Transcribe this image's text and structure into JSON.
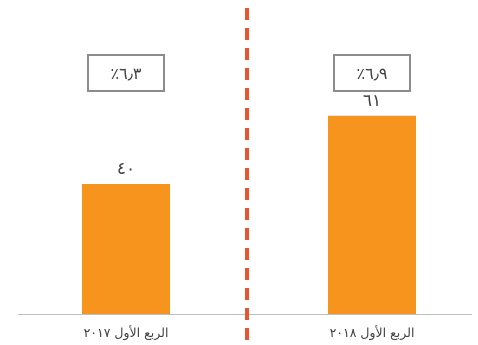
{
  "chart_data": {
    "type": "bar",
    "categories": [
      "الربع الأول ٢٠١٨",
      "الربع الأول ٢٠١٧"
    ],
    "values": [
      61,
      40
    ],
    "value_labels": [
      "٦١",
      "٤٠"
    ],
    "growth_labels": [
      "٪٦٫٩",
      "٪٦٫٣"
    ],
    "ylim": [
      0,
      80
    ],
    "grid": false,
    "legend": "none",
    "colors": {
      "bar": "#F7941D",
      "divider": "#E8542B",
      "box_border": "#8C8C8C",
      "axis": "#BFBFBF",
      "text": "#404040"
    }
  }
}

**Exercise description:**
Reply with one number only, the count of lines above that hold the string "text".

**The solution:**
2